Actividades
[1] Reescribe como lista el párrafo del texto sobre la gastrosquisis en Northfleet que empieza con «Se trata de nueve familias diferentes». Conserva sus datos principales.
[2] Prosigue el texto sobre la gastrosquisis en Northfleet a partir de su última oración.

Texto base

▬▬▬▬▬▬▬▬▬▬

Jamie Carragher, Calle de los deformes-Principal

La calle de los deformes

Como sacado de una película de terror, el diario Daily Mail cuenta sobre una calle en un pueblito llamado Northfleet, en Kent (Reino Unido) donde desde el año 1999 han nacido ya nueve bebés con una enfermedad llamada gastrosquisis, que es una grieta congénita en la pared estomacal. En otras palabras, estos bebés (hombres en su mayoría) han nacido con los órganos –como el intestino o, en algunos casos, los ovarios- por fuera del estómago. Existe una operación que corrige este horror, pero es sumamente dolorosa, y a pesar de ella, los pacientes deben tomar remedios por el resto de sus vidas y tienen que estar pendientes de que no vuelva a suceder lo mismo.

Se trata de nueve familias diferentes, seis de las cuales viven sobre la calle Waterdales. Las otras tres familias viven a muy corta distancia de esta calle. Y no se trata éste de un pueblo con una planta nuclear, o ningún otro tipo de desastre ambiental que pudiera explicar el fenómeno que padece esta gente. No, todo lo contrario, es un pueblo pequeño, tranquilo, callado y lleno de árboles y praderas. Allí no pasa nada.

Así es como se ve un feto que padece gastrosquisis, dentro del vientre de su madre.

Más extraño aún, esta es una enfermedad que normalmente es padecida por un bebe en cada 7000. Las mujeres de este pueblo viven en medio del pánico pensando que si quedan embarazadas, es muy posible que su bebé sufra de gastrosquisis.

Entonces, ¿cómo explica la ciencia lo ocurrido?

▬▬▬▬▬▬▬▬▬▬

Datos suministrados
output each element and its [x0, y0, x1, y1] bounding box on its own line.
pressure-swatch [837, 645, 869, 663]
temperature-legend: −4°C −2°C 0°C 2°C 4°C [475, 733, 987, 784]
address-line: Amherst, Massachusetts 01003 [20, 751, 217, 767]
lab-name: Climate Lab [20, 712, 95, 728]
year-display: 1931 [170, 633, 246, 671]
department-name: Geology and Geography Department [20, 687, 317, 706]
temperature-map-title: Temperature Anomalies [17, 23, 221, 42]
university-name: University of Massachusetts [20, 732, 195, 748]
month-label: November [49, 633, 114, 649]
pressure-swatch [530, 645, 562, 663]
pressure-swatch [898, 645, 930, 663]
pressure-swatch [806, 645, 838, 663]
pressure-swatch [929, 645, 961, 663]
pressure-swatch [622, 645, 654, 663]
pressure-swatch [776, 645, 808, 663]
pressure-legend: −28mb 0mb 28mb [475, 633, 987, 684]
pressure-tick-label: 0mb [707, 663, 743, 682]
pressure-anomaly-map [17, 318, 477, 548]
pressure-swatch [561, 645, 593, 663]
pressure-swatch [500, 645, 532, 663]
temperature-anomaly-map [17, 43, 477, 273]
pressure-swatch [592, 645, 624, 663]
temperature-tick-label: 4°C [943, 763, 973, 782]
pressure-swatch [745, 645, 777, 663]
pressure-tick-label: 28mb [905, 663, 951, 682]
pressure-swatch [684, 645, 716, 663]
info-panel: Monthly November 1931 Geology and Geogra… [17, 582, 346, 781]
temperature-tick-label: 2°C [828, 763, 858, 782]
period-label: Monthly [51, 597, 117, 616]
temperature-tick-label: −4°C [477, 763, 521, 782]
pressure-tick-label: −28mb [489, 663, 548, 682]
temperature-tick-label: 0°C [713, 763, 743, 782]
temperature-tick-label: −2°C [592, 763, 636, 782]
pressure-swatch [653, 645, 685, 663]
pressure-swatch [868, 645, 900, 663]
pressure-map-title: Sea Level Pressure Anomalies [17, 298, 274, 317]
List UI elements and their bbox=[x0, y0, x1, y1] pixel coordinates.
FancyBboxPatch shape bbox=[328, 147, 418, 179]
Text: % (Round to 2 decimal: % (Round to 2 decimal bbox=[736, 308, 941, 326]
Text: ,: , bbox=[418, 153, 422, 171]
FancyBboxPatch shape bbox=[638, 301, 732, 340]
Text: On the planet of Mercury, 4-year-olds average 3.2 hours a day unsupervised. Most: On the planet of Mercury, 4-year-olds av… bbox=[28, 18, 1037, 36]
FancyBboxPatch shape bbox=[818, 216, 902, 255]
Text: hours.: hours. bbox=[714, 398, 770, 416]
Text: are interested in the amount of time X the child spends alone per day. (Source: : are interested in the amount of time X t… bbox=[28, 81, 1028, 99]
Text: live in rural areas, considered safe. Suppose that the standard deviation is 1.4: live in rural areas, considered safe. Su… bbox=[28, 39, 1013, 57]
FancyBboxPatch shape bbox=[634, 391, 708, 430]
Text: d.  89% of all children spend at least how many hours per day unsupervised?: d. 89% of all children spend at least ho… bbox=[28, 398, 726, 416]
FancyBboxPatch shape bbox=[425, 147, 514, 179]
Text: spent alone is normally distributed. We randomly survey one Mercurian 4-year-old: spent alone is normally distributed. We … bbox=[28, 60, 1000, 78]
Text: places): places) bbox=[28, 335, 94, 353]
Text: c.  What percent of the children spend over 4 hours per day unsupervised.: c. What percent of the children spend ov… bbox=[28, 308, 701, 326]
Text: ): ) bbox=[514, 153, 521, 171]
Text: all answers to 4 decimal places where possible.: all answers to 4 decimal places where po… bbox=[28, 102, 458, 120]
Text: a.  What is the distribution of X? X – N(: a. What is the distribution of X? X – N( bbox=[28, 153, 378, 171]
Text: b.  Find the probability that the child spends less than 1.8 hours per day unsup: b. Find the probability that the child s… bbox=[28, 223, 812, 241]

▬▬▬▬▬▬▬▬▬▬

Resultados por actividad
[1]
- Los casos corresponden a nueve familias diferentes.
- Seis de ellas viven en la calle Waterdales, y las otras tres, a muy corta distancia.
- En el pueblo no hay ninguna planta nuclear ni otro desastre ambiental que pueda explicar el fenómeno.
- Es un pueblo pequeño, tranquilo y callado, lleno de árboles y praderas, donde no pasa nada.

[2]
Las causas de este mal no son claras para nadie, pero se cree que la contaminación ambiental podría explicarlo. En específico, se cree que un químico llamado Atrazine, utilizado durante la primavera para estimular el crecimiento de cultivos, podría ser la causa. Un estudio de la Escuela de medicina de la Universidad de Washington encontró que mujeres embarazadas viviendo a 25 kilómetros de cualquier área roseada con Atrazine tienen más posibilidades de tener un bebé con gastrosquisis que aquellas mujeres que viven en zonas donde no se utiliza tal químico.

Esta es la temida Calle Waterdales, la calle de los deformes.

El tema es aún más escabroso. Un profesor de la Universidad de California concluyó que este químico es capaz de cambiarle el género a los sapos, de macho a hembra.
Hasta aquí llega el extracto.